Data for the task -
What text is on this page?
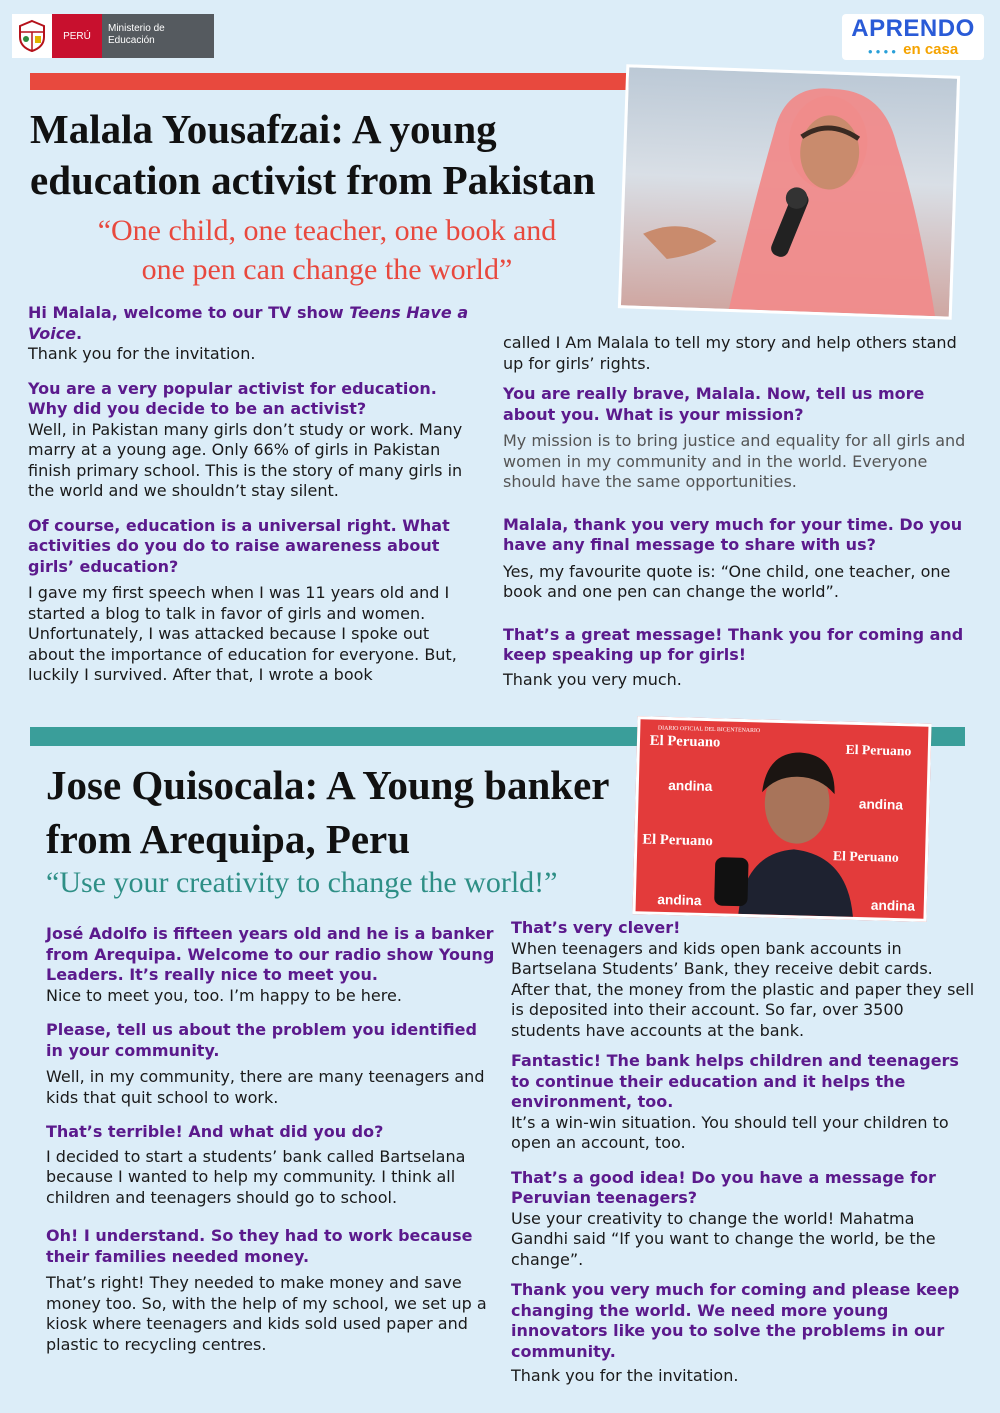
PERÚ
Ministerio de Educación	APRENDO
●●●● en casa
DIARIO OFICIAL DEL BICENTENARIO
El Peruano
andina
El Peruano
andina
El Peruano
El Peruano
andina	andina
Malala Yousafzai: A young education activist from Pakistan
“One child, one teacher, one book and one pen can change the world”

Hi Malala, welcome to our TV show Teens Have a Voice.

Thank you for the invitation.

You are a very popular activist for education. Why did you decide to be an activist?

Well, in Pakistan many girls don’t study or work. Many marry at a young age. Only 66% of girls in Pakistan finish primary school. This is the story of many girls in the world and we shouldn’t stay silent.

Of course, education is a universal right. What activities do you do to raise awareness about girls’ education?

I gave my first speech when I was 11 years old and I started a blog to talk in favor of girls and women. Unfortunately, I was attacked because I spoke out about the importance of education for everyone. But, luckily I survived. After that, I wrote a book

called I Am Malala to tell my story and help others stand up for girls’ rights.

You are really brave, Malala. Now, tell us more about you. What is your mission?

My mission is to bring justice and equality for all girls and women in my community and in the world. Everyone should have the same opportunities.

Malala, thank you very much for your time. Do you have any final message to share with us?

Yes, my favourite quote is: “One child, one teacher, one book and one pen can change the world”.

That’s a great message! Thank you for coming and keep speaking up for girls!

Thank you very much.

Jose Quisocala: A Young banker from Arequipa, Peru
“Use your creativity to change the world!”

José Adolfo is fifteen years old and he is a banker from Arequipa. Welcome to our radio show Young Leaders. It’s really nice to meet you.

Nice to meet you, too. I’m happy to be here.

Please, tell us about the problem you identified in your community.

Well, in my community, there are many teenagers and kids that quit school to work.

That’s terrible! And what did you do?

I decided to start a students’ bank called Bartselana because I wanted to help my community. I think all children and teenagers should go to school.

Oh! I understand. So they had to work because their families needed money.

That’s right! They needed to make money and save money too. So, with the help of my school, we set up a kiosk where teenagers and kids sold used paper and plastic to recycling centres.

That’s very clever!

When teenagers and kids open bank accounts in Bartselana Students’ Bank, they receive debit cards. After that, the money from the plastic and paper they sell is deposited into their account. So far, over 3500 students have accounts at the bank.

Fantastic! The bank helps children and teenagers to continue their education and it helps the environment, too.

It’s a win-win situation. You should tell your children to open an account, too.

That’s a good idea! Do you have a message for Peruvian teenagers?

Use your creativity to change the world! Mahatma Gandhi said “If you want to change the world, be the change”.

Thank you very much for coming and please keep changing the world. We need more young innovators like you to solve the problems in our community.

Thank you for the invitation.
* * *
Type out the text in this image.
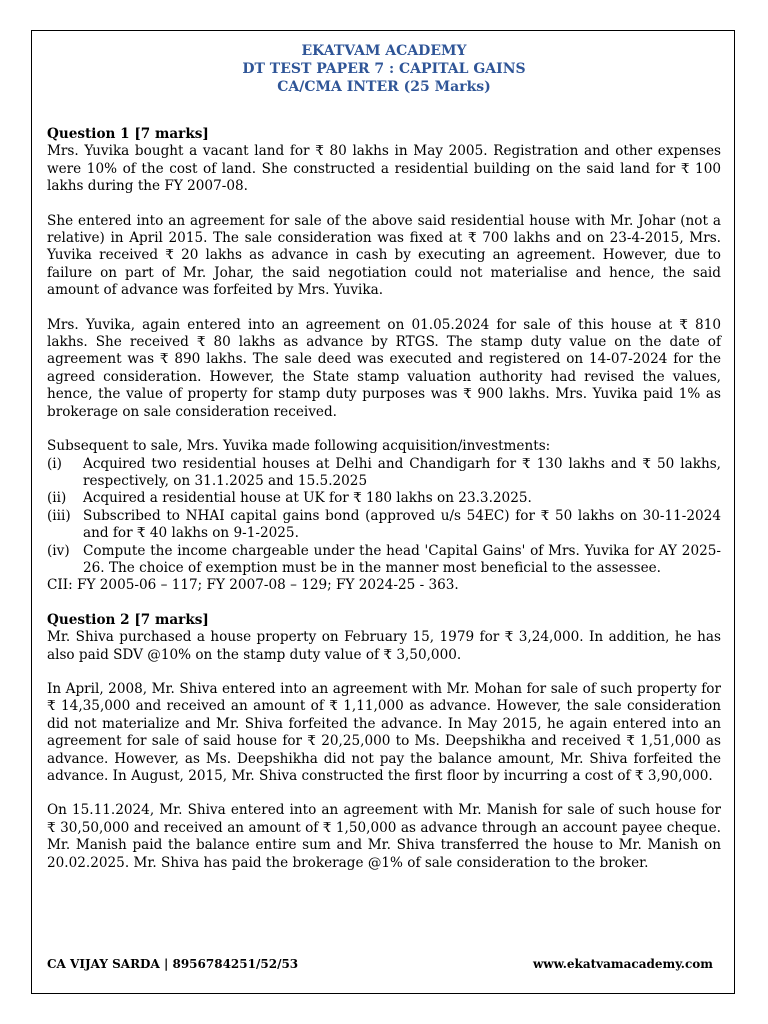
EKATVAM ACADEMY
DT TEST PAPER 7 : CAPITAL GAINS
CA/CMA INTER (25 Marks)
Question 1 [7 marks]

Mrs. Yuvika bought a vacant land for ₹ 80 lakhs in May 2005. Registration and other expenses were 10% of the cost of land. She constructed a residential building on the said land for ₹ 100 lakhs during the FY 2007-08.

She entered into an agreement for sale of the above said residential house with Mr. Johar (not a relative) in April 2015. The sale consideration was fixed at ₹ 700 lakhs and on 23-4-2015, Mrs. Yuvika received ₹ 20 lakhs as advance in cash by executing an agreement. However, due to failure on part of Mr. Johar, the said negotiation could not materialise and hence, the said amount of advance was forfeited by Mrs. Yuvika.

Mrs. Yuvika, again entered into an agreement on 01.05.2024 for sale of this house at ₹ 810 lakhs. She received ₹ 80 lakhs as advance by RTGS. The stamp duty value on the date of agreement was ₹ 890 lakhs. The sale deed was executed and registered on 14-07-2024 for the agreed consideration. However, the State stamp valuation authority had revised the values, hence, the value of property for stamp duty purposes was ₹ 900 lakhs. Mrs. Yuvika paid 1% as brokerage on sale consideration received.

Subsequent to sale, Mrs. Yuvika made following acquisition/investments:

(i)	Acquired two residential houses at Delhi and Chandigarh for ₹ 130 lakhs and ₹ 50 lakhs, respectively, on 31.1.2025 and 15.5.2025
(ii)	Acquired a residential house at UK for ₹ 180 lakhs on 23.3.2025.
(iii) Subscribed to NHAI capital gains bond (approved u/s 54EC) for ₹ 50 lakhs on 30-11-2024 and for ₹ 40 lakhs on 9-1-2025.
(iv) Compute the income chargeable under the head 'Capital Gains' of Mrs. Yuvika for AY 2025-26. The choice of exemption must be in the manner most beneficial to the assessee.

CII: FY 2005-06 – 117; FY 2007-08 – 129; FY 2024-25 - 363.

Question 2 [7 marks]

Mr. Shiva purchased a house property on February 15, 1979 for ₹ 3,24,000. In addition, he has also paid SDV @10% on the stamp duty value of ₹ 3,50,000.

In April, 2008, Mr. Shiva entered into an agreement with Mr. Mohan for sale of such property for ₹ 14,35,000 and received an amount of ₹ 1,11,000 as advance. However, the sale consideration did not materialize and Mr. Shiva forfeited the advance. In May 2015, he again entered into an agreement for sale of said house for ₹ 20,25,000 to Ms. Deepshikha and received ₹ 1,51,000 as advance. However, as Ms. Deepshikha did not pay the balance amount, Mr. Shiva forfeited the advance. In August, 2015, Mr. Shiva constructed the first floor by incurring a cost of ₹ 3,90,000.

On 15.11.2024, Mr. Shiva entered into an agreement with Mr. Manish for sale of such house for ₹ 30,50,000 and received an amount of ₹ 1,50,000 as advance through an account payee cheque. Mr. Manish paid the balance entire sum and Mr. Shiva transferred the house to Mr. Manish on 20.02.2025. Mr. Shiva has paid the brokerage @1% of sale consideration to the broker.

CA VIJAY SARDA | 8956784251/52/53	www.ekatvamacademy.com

Exercise prompt -
Using the material above, copy every line in which the string "tell" occurs.

Completed exercise -
called I Am Malala to tell my story and help others stand up for girls’ rights.
You are really brave, Malala. Now, tell us more about you. What is your mission?
Please, tell us about the problem you identified in your community.
It’s a win-win situation. You should tell your children to open an account, too.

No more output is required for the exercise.